Goal:
Exact reproduction of the data is required, with images excluded.

Supplied data start

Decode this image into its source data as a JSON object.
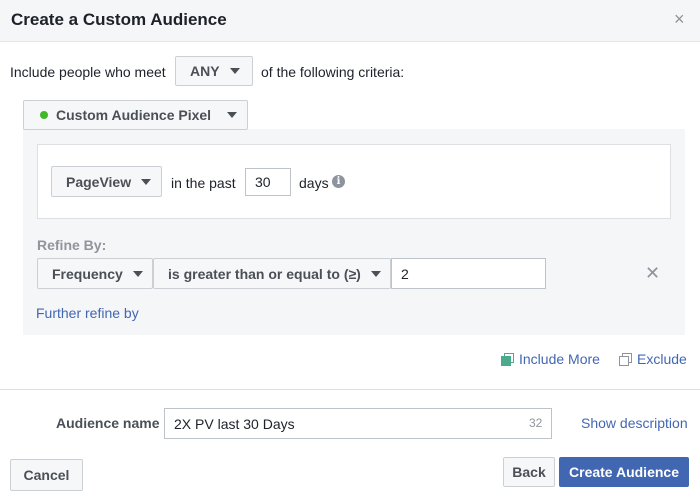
{
  "dialog": {
    "title": "Create a Custom Audience",
    "close_symbol": "×"
  },
  "criteria": {
    "prefix": "Include people who meet",
    "match_value": "ANY",
    "suffix": "of the following criteria:"
  },
  "source": {
    "label": "Custom Audience Pixel",
    "status_color": "#42b72a"
  },
  "rule": {
    "event": "PageView",
    "in_the_past": "in the past",
    "days_value": "30",
    "days_label": "days",
    "info_symbol": "i"
  },
  "refine": {
    "label": "Refine By:",
    "field": "Frequency",
    "operator": "is greater than or equal to (≥)",
    "value": "2",
    "remove_symbol": "✕",
    "further_link": "Further refine by"
  },
  "actions": {
    "include_more": "Include More",
    "exclude": "Exclude"
  },
  "audience_name": {
    "label": "Audience name",
    "value": "2X PV last 30 Days",
    "char_count": "32",
    "show_description": "Show description"
  },
  "footer": {
    "cancel": "Cancel",
    "back": "Back",
    "create": "Create Audience"
  },
  "colors": {
    "primary": "#4267b2",
    "link": "#4267b2",
    "panel": "#f5f6f7"
  }
}
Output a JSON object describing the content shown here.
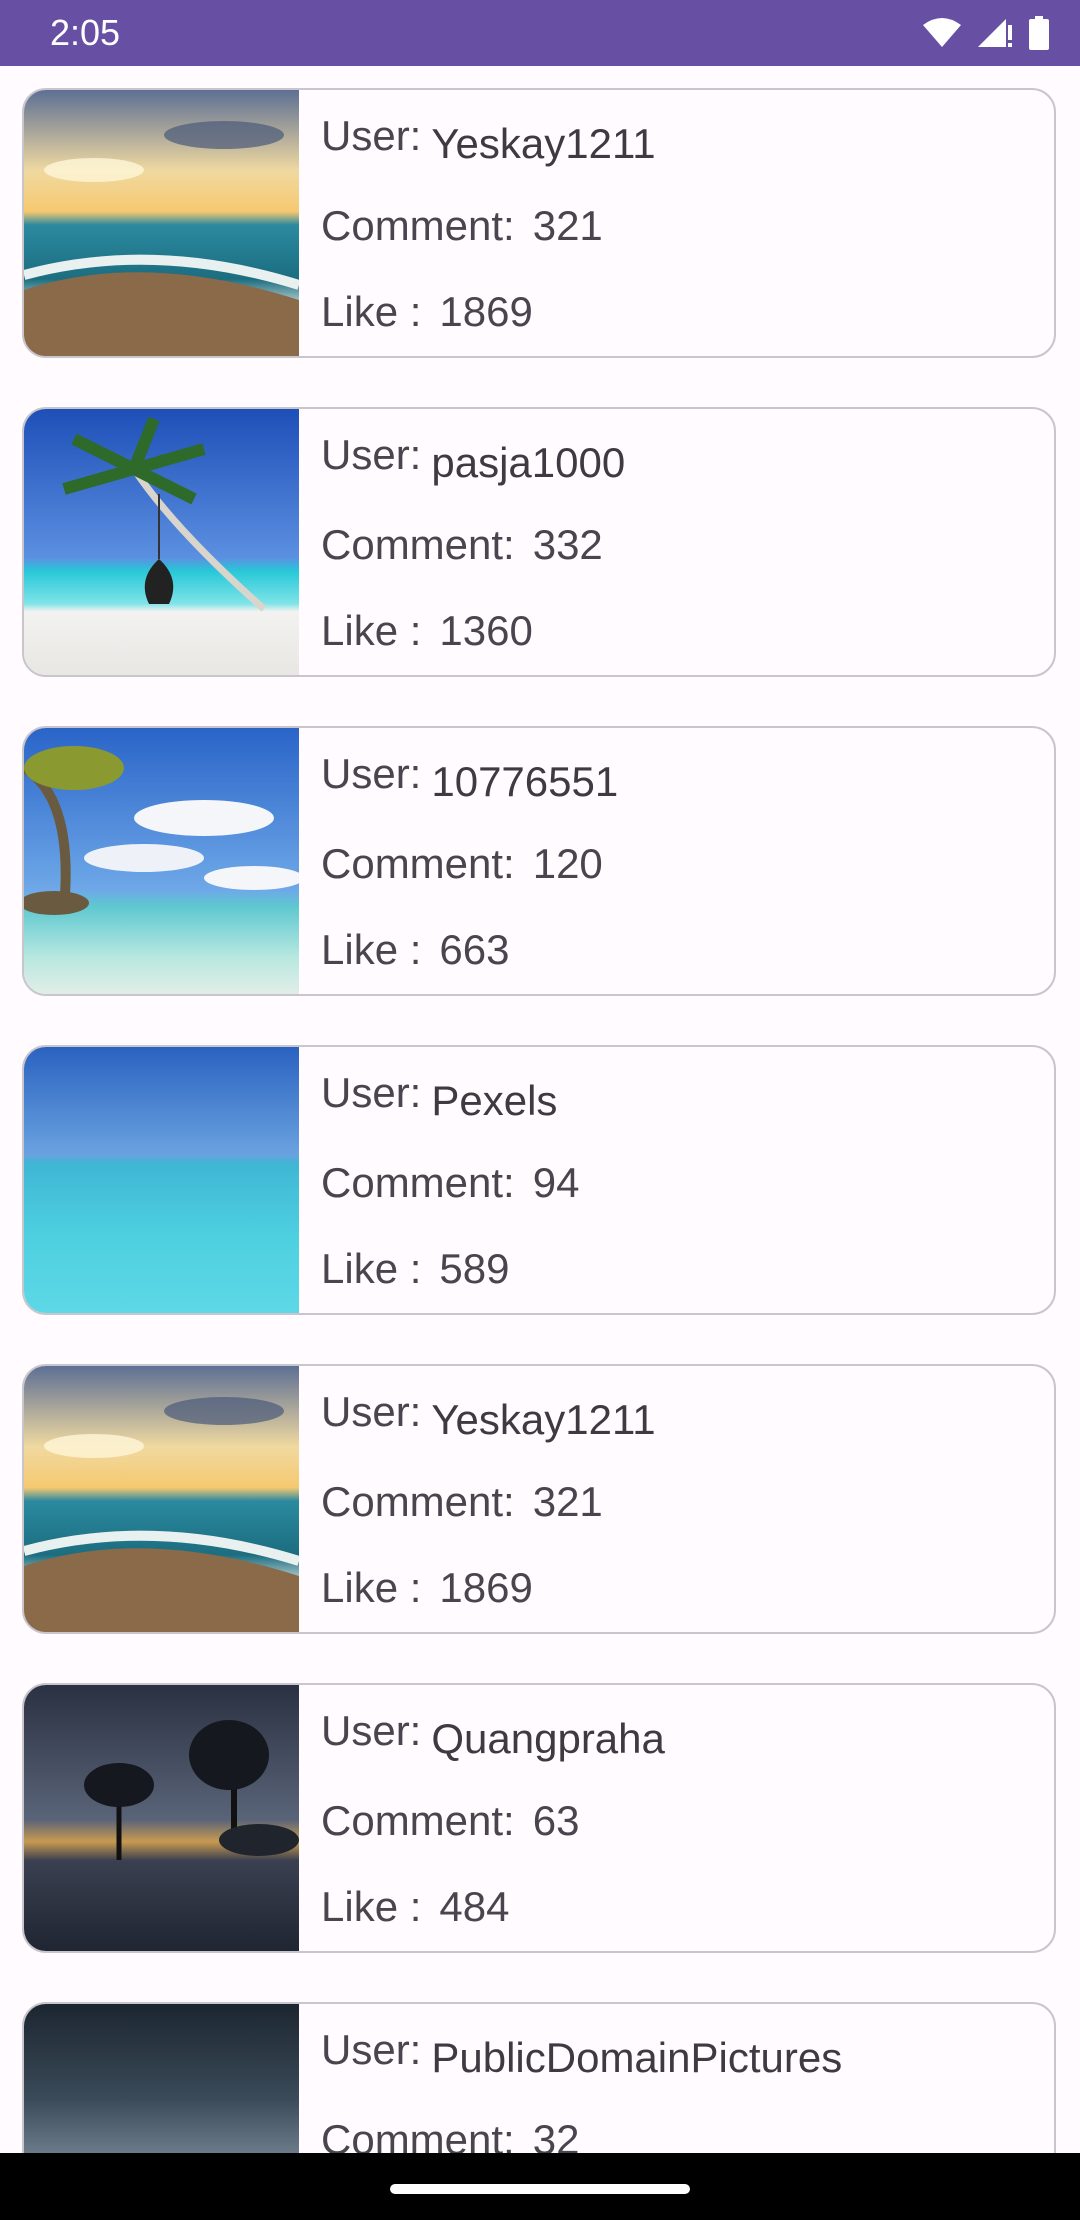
{
  "status_bar": {
    "time": "2:05",
    "icons": [
      "wifi-icon",
      "cell-signal-icon",
      "battery-icon"
    ]
  },
  "labels": {
    "user": "User:",
    "comment": "Comment:",
    "like": "Like :"
  },
  "posts": [
    {
      "user": "Yeskay1211",
      "comments": "321",
      "likes": "1869",
      "image": "sunset-beach-waves"
    },
    {
      "user": "pasja1000",
      "comments": "332",
      "likes": "1360",
      "image": "palm-tree-swing-beach"
    },
    {
      "user": "10776551",
      "comments": "120",
      "likes": "663",
      "image": "tree-clouds-beach"
    },
    {
      "user": "Pexels",
      "comments": "94",
      "likes": "589",
      "image": "turquoise-sea-horizon"
    },
    {
      "user": "Yeskay1211",
      "comments": "321",
      "likes": "1869",
      "image": "sunset-beach-waves"
    },
    {
      "user": "Quangpraha",
      "comments": "63",
      "likes": "484",
      "image": "trees-in-water-sunset"
    },
    {
      "user": "PublicDomainPictures",
      "comments": "32",
      "likes": "",
      "image": "stormy-sea"
    }
  ],
  "colors": {
    "status_bar": "#6750a4",
    "card_border": "#c9c5cc",
    "text": "#49454f",
    "background": "#fffbfe"
  }
}
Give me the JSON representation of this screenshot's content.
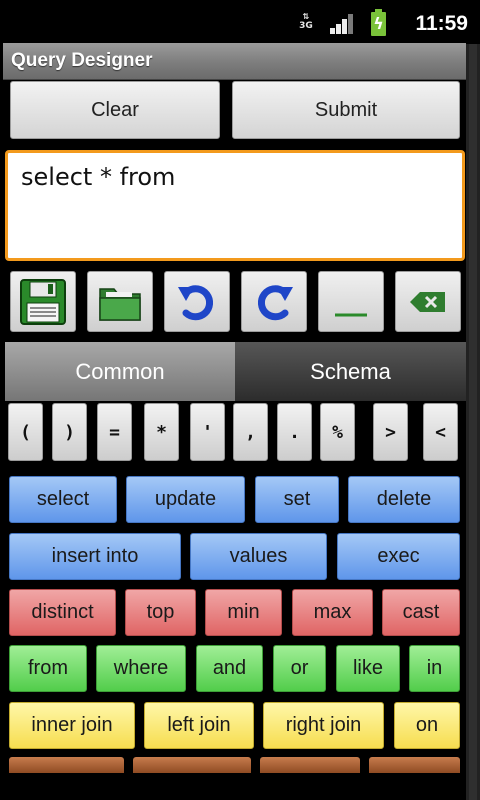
{
  "status_bar": {
    "network": "3G",
    "time": "11:59",
    "icons": [
      "network-3g-icon",
      "signal-icon",
      "battery-charging-icon"
    ]
  },
  "app": {
    "title": "Query Designer"
  },
  "actions": {
    "clear_label": "Clear",
    "submit_label": "Submit"
  },
  "query": {
    "text": "select * from"
  },
  "toolbar": {
    "icons": [
      "save-icon",
      "open-folder-icon",
      "undo-icon",
      "redo-icon",
      "space-icon",
      "backspace-icon"
    ]
  },
  "tabs": {
    "common": "Common",
    "schema": "Schema",
    "selected": "Common"
  },
  "symbols": [
    "(",
    ")",
    "=",
    "*",
    "'",
    ",",
    ".",
    "%",
    ">",
    "<"
  ],
  "keywords": {
    "blue1": [
      "select",
      "update",
      "set",
      "delete"
    ],
    "blue2": [
      "insert into",
      "values",
      "exec"
    ],
    "red": [
      "distinct",
      "top",
      "min",
      "max",
      "cast"
    ],
    "green": [
      "from",
      "where",
      "and",
      "or",
      "like",
      "in"
    ],
    "yellow": [
      "inner join",
      "left join",
      "right join",
      "on"
    ]
  },
  "colors": {
    "accent_focus": "#f39a1d",
    "blue_keys": "#5f96ea",
    "red_keys": "#e06565",
    "green_keys": "#52cd4b",
    "yellow_keys": "#f6dd50",
    "brown_keys": "#8f4b23"
  }
}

Supplied data end

Output:
Decode this image into its source data as a JSON object.
{
  "dialog": {
    "title": "Create a Custom Audience",
    "close_symbol": "×"
  },
  "criteria": {
    "prefix": "Include people who meet",
    "match_value": "ANY",
    "suffix": "of the following criteria:"
  },
  "source": {
    "label": "Custom Audience Pixel",
    "status_color": "#42b72a"
  },
  "rule": {
    "event": "PageView",
    "in_the_past": "in the past",
    "days_value": "30",
    "days_label": "days",
    "info_symbol": "i"
  },
  "refine": {
    "label": "Refine By:",
    "field": "Frequency",
    "operator": "is greater than or equal to (≥)",
    "value": "2",
    "remove_symbol": "✕",
    "further_link": "Further refine by"
  },
  "actions": {
    "include_more": "Include More",
    "exclude": "Exclude"
  },
  "audience_name": {
    "label": "Audience name",
    "value": "2X PV last 30 Days",
    "char_count": "32",
    "show_description": "Show description"
  },
  "footer": {
    "cancel": "Cancel",
    "back": "Back",
    "create": "Create Audience"
  },
  "colors": {
    "primary": "#4267b2",
    "link": "#4267b2",
    "panel": "#f5f6f7"
  }
}
Output a JSON object describing the content shown here.
{
  "status_bar": {
    "time": "2:05",
    "icons": [
      "wifi-icon",
      "cell-signal-icon",
      "battery-icon"
    ]
  },
  "labels": {
    "user": "User:",
    "comment": "Comment:",
    "like": "Like :"
  },
  "posts": [
    {
      "user": "Yeskay1211",
      "comments": "321",
      "likes": "1869",
      "image": "sunset-beach-waves"
    },
    {
      "user": "pasja1000",
      "comments": "332",
      "likes": "1360",
      "image": "palm-tree-swing-beach"
    },
    {
      "user": "10776551",
      "comments": "120",
      "likes": "663",
      "image": "tree-clouds-beach"
    },
    {
      "user": "Pexels",
      "comments": "94",
      "likes": "589",
      "image": "turquoise-sea-horizon"
    },
    {
      "user": "Yeskay1211",
      "comments": "321",
      "likes": "1869",
      "image": "sunset-beach-waves"
    },
    {
      "user": "Quangpraha",
      "comments": "63",
      "likes": "484",
      "image": "trees-in-water-sunset"
    },
    {
      "user": "PublicDomainPictures",
      "comments": "32",
      "likes": "",
      "image": "stormy-sea"
    }
  ],
  "colors": {
    "status_bar": "#6750a4",
    "card_border": "#c9c5cc",
    "text": "#49454f",
    "background": "#fffbfe"
  }
}
Give me the JSON representation of this screenshot's content.
{
  "status_bar": {
    "network": "3G",
    "time": "11:59",
    "icons": [
      "network-3g-icon",
      "signal-icon",
      "battery-charging-icon"
    ]
  },
  "app": {
    "title": "Query Designer"
  },
  "actions": {
    "clear_label": "Clear",
    "submit_label": "Submit"
  },
  "query": {
    "text": "select * from"
  },
  "toolbar": {
    "icons": [
      "save-icon",
      "open-folder-icon",
      "undo-icon",
      "redo-icon",
      "space-icon",
      "backspace-icon"
    ]
  },
  "tabs": {
    "common": "Common",
    "schema": "Schema",
    "selected": "Common"
  },
  "symbols": [
    "(",
    ")",
    "=",
    "*",
    "'",
    ",",
    ".",
    "%",
    ">",
    "<"
  ],
  "keywords": {
    "blue1": [
      "select",
      "update",
      "set",
      "delete"
    ],
    "blue2": [
      "insert into",
      "values",
      "exec"
    ],
    "red": [
      "distinct",
      "top",
      "min",
      "max",
      "cast"
    ],
    "green": [
      "from",
      "where",
      "and",
      "or",
      "like",
      "in"
    ],
    "yellow": [
      "inner join",
      "left join",
      "right join",
      "on"
    ]
  },
  "colors": {
    "accent_focus": "#f39a1d",
    "blue_keys": "#5f96ea",
    "red_keys": "#e06565",
    "green_keys": "#52cd4b",
    "yellow_keys": "#f6dd50",
    "brown_keys": "#8f4b23"
  }
}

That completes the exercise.